**SET EXERCISE:** Print the listing in its entirety and exactly, leaving out images.
□ □ □ □ □
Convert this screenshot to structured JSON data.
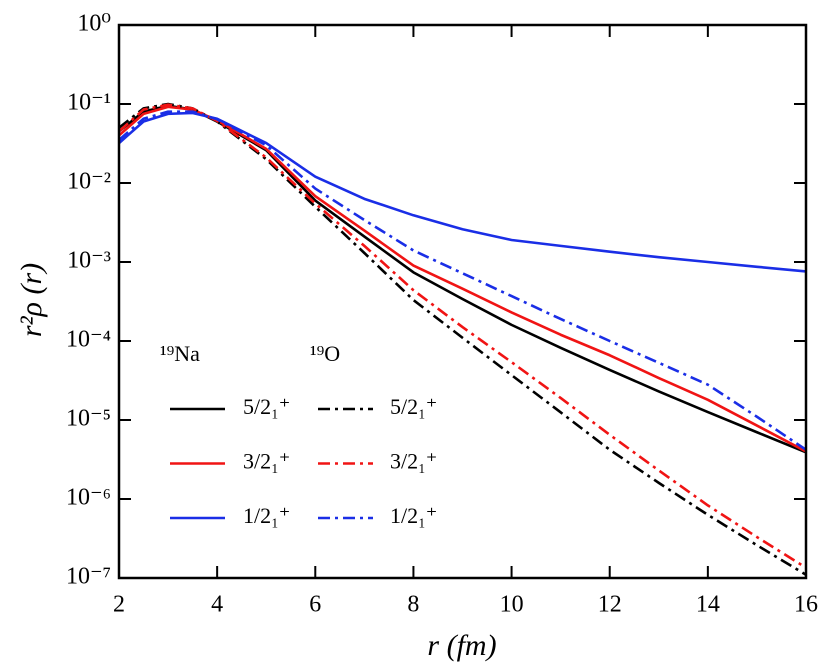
{
  "chart_data": {
    "type": "line",
    "x_label": "r (fm)",
    "y_label": "r²ρ (r)",
    "log_y": true,
    "xlim": [
      2,
      16
    ],
    "xticks": [
      2,
      4,
      6,
      8,
      10,
      12,
      14,
      16
    ],
    "ylim": [
      1e-07,
      1
    ],
    "yticks": [
      {
        "value": 1,
        "label": "10⁰"
      },
      {
        "value": 0.1,
        "label": "10⁻¹"
      },
      {
        "value": 0.01,
        "label": "10⁻²"
      },
      {
        "value": 0.001,
        "label": "10⁻³"
      },
      {
        "value": 0.0001,
        "label": "10⁻⁴"
      },
      {
        "value": 1e-05,
        "label": "10⁻⁵"
      },
      {
        "value": 1e-06,
        "label": "10⁻⁶"
      },
      {
        "value": 1e-07,
        "label": "10⁻⁷"
      }
    ],
    "legend_groups": [
      "¹⁹Na",
      "¹⁹O"
    ],
    "x": [
      2,
      2.5,
      3,
      3.5,
      4,
      5,
      6,
      7,
      8,
      9,
      10,
      11,
      12,
      13,
      14,
      15,
      16
    ],
    "series": [
      {
        "name": "5/2₁⁺",
        "color": "#000000",
        "linestyle": "solid",
        "values": [
          0.045,
          0.08,
          0.095,
          0.085,
          0.06,
          0.026,
          0.006,
          0.0021,
          0.00074,
          0.00034,
          0.00016,
          8.2e-05,
          4.3e-05,
          2.3e-05,
          1.26e-05,
          7e-06,
          3.9e-06
        ]
      },
      {
        "name": "3/2₁⁺",
        "color": "#f01414",
        "linestyle": "solid",
        "values": [
          0.04,
          0.075,
          0.092,
          0.085,
          0.062,
          0.027,
          0.0068,
          0.0025,
          0.0009,
          0.00046,
          0.00023,
          0.00012,
          6.6e-05,
          3.4e-05,
          1.8e-05,
          8.5e-06,
          4e-06
        ]
      },
      {
        "name": "1/2₁⁺",
        "color": "#1a2ee6",
        "linestyle": "solid",
        "values": [
          0.032,
          0.06,
          0.075,
          0.077,
          0.065,
          0.032,
          0.012,
          0.0063,
          0.0039,
          0.0026,
          0.0019,
          0.0016,
          0.00135,
          0.00115,
          0.001,
          0.00087,
          0.00076
        ]
      },
      {
        "name": "5/2₁⁺",
        "color": "#000000",
        "linestyle": "dashdot",
        "values": [
          0.05,
          0.088,
          0.1,
          0.088,
          0.06,
          0.02,
          0.005,
          0.0013,
          0.00033,
          0.00011,
          3.7e-05,
          1.25e-05,
          4.2e-06,
          1.6e-06,
          6.3e-07,
          2.6e-07,
          1.1e-07
        ]
      },
      {
        "name": "3/2₁⁺",
        "color": "#f01414",
        "linestyle": "dashdot",
        "values": [
          0.045,
          0.085,
          0.098,
          0.088,
          0.061,
          0.021,
          0.0055,
          0.0016,
          0.00044,
          0.00015,
          5.4e-05,
          1.9e-05,
          6.5e-06,
          2.3e-06,
          8.3e-07,
          3.3e-07,
          1.35e-07
        ]
      },
      {
        "name": "1/2₁⁺",
        "color": "#1a2ee6",
        "linestyle": "dashdot",
        "values": [
          0.035,
          0.065,
          0.08,
          0.08,
          0.064,
          0.03,
          0.0085,
          0.0034,
          0.0014,
          0.00072,
          0.00037,
          0.00019,
          0.0001,
          5.3e-05,
          2.8e-05,
          1.1e-05,
          4.2e-06
        ]
      }
    ]
  }
}
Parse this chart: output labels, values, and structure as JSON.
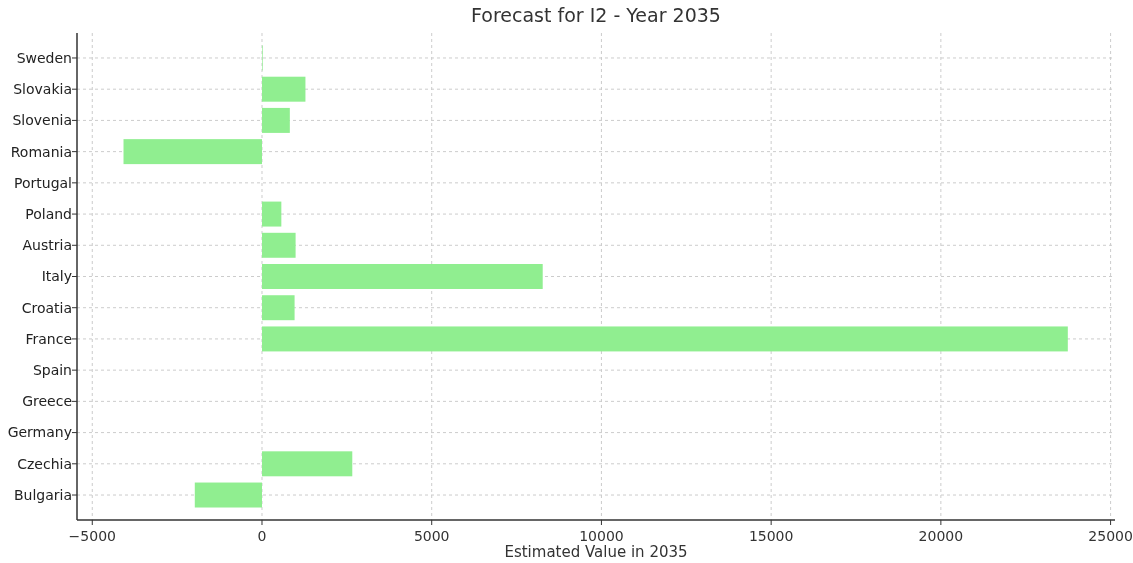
{
  "chart_data": {
    "type": "bar",
    "orientation": "horizontal",
    "title": "Forecast for I2 - Year 2035",
    "xlabel": "Estimated Value in 2035",
    "categories": [
      "Sweden",
      "Slovakia",
      "Slovenia",
      "Romania",
      "Portugal",
      "Poland",
      "Austria",
      "Italy",
      "Croatia",
      "France",
      "Spain",
      "Greece",
      "Germany",
      "Czechia",
      "Bulgaria"
    ],
    "values": [
      20,
      1280,
      820,
      -4080,
      0,
      570,
      990,
      8270,
      960,
      23740,
      0,
      0,
      0,
      2660,
      -1980
    ],
    "color": "#90ee90",
    "xlim": [
      -5450,
      25130
    ],
    "xticks": [
      -5000,
      0,
      5000,
      10000,
      15000,
      20000,
      25000
    ],
    "grid": true
  }
}
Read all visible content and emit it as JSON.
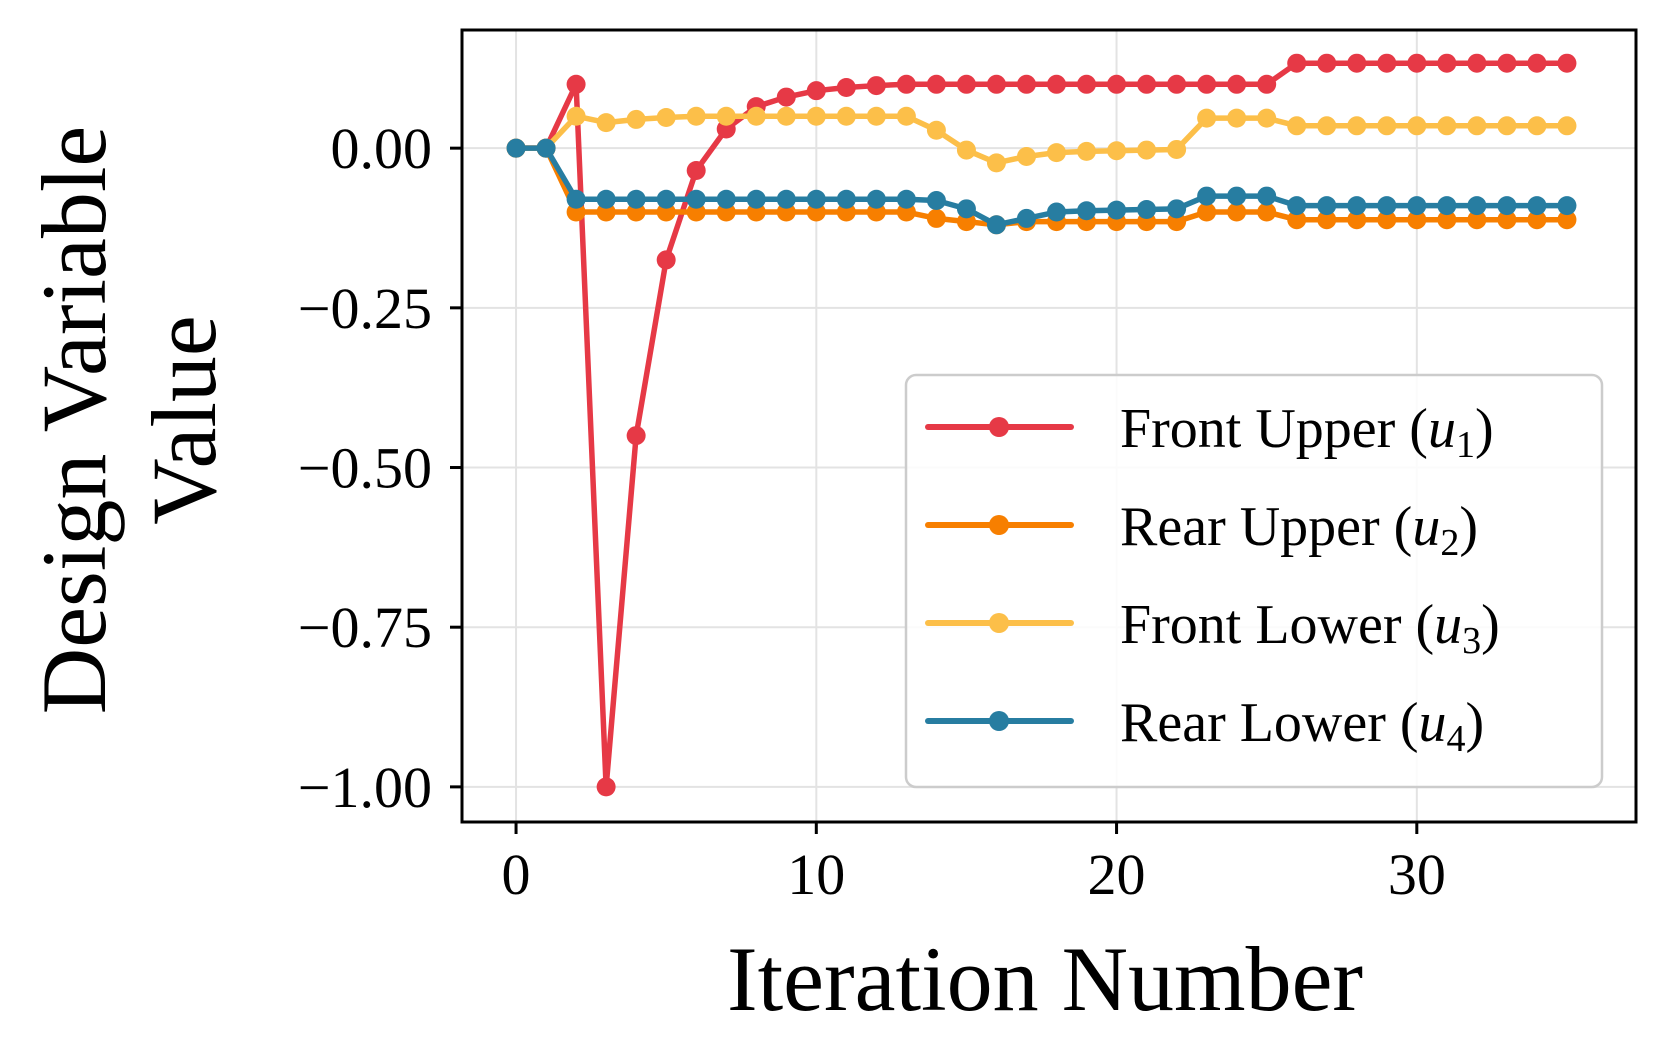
□ □ □ □ □
**CORRECT ANSWER:**
Convert this screenshot to structured JSON data.
{
  "chart_data": {
    "type": "line",
    "x_label": "r (fm)",
    "y_label": "r²ρ (r)",
    "log_y": true,
    "xlim": [
      2,
      16
    ],
    "xticks": [
      2,
      4,
      6,
      8,
      10,
      12,
      14,
      16
    ],
    "ylim": [
      1e-07,
      1
    ],
    "yticks": [
      {
        "value": 1,
        "label": "10⁰"
      },
      {
        "value": 0.1,
        "label": "10⁻¹"
      },
      {
        "value": 0.01,
        "label": "10⁻²"
      },
      {
        "value": 0.001,
        "label": "10⁻³"
      },
      {
        "value": 0.0001,
        "label": "10⁻⁴"
      },
      {
        "value": 1e-05,
        "label": "10⁻⁵"
      },
      {
        "value": 1e-06,
        "label": "10⁻⁶"
      },
      {
        "value": 1e-07,
        "label": "10⁻⁷"
      }
    ],
    "legend_groups": [
      "¹⁹Na",
      "¹⁹O"
    ],
    "x": [
      2,
      2.5,
      3,
      3.5,
      4,
      5,
      6,
      7,
      8,
      9,
      10,
      11,
      12,
      13,
      14,
      15,
      16
    ],
    "series": [
      {
        "name": "5/2₁⁺",
        "color": "#000000",
        "linestyle": "solid",
        "values": [
          0.045,
          0.08,
          0.095,
          0.085,
          0.06,
          0.026,
          0.006,
          0.0021,
          0.00074,
          0.00034,
          0.00016,
          8.2e-05,
          4.3e-05,
          2.3e-05,
          1.26e-05,
          7e-06,
          3.9e-06
        ]
      },
      {
        "name": "3/2₁⁺",
        "color": "#f01414",
        "linestyle": "solid",
        "values": [
          0.04,
          0.075,
          0.092,
          0.085,
          0.062,
          0.027,
          0.0068,
          0.0025,
          0.0009,
          0.00046,
          0.00023,
          0.00012,
          6.6e-05,
          3.4e-05,
          1.8e-05,
          8.5e-06,
          4e-06
        ]
      },
      {
        "name": "1/2₁⁺",
        "color": "#1a2ee6",
        "linestyle": "solid",
        "values": [
          0.032,
          0.06,
          0.075,
          0.077,
          0.065,
          0.032,
          0.012,
          0.0063,
          0.0039,
          0.0026,
          0.0019,
          0.0016,
          0.00135,
          0.00115,
          0.001,
          0.00087,
          0.00076
        ]
      },
      {
        "name": "5/2₁⁺",
        "color": "#000000",
        "linestyle": "dashdot",
        "values": [
          0.05,
          0.088,
          0.1,
          0.088,
          0.06,
          0.02,
          0.005,
          0.0013,
          0.00033,
          0.00011,
          3.7e-05,
          1.25e-05,
          4.2e-06,
          1.6e-06,
          6.3e-07,
          2.6e-07,
          1.1e-07
        ]
      },
      {
        "name": "3/2₁⁺",
        "color": "#f01414",
        "linestyle": "dashdot",
        "values": [
          0.045,
          0.085,
          0.098,
          0.088,
          0.061,
          0.021,
          0.0055,
          0.0016,
          0.00044,
          0.00015,
          5.4e-05,
          1.9e-05,
          6.5e-06,
          2.3e-06,
          8.3e-07,
          3.3e-07,
          1.35e-07
        ]
      },
      {
        "name": "1/2₁⁺",
        "color": "#1a2ee6",
        "linestyle": "dashdot",
        "values": [
          0.035,
          0.065,
          0.08,
          0.08,
          0.064,
          0.03,
          0.0085,
          0.0034,
          0.0014,
          0.00072,
          0.00037,
          0.00019,
          0.0001,
          5.3e-05,
          2.8e-05,
          1.1e-05,
          4.2e-06
        ]
      }
    ]
  }
}
Parse this chart: output labels, values, and structure as JSON.
{
  "chart_data": {
    "type": "bar",
    "orientation": "horizontal",
    "title": "Forecast for I2 - Year 2035",
    "xlabel": "Estimated Value in 2035",
    "categories": [
      "Sweden",
      "Slovakia",
      "Slovenia",
      "Romania",
      "Portugal",
      "Poland",
      "Austria",
      "Italy",
      "Croatia",
      "France",
      "Spain",
      "Greece",
      "Germany",
      "Czechia",
      "Bulgaria"
    ],
    "values": [
      20,
      1280,
      820,
      -4080,
      0,
      570,
      990,
      8270,
      960,
      23740,
      0,
      0,
      0,
      2660,
      -1980
    ],
    "color": "#90ee90",
    "xlim": [
      -5450,
      25130
    ],
    "xticks": [
      -5000,
      0,
      5000,
      10000,
      15000,
      20000,
      25000
    ],
    "grid": true
  }
}
Read all visible content and emit it as JSON.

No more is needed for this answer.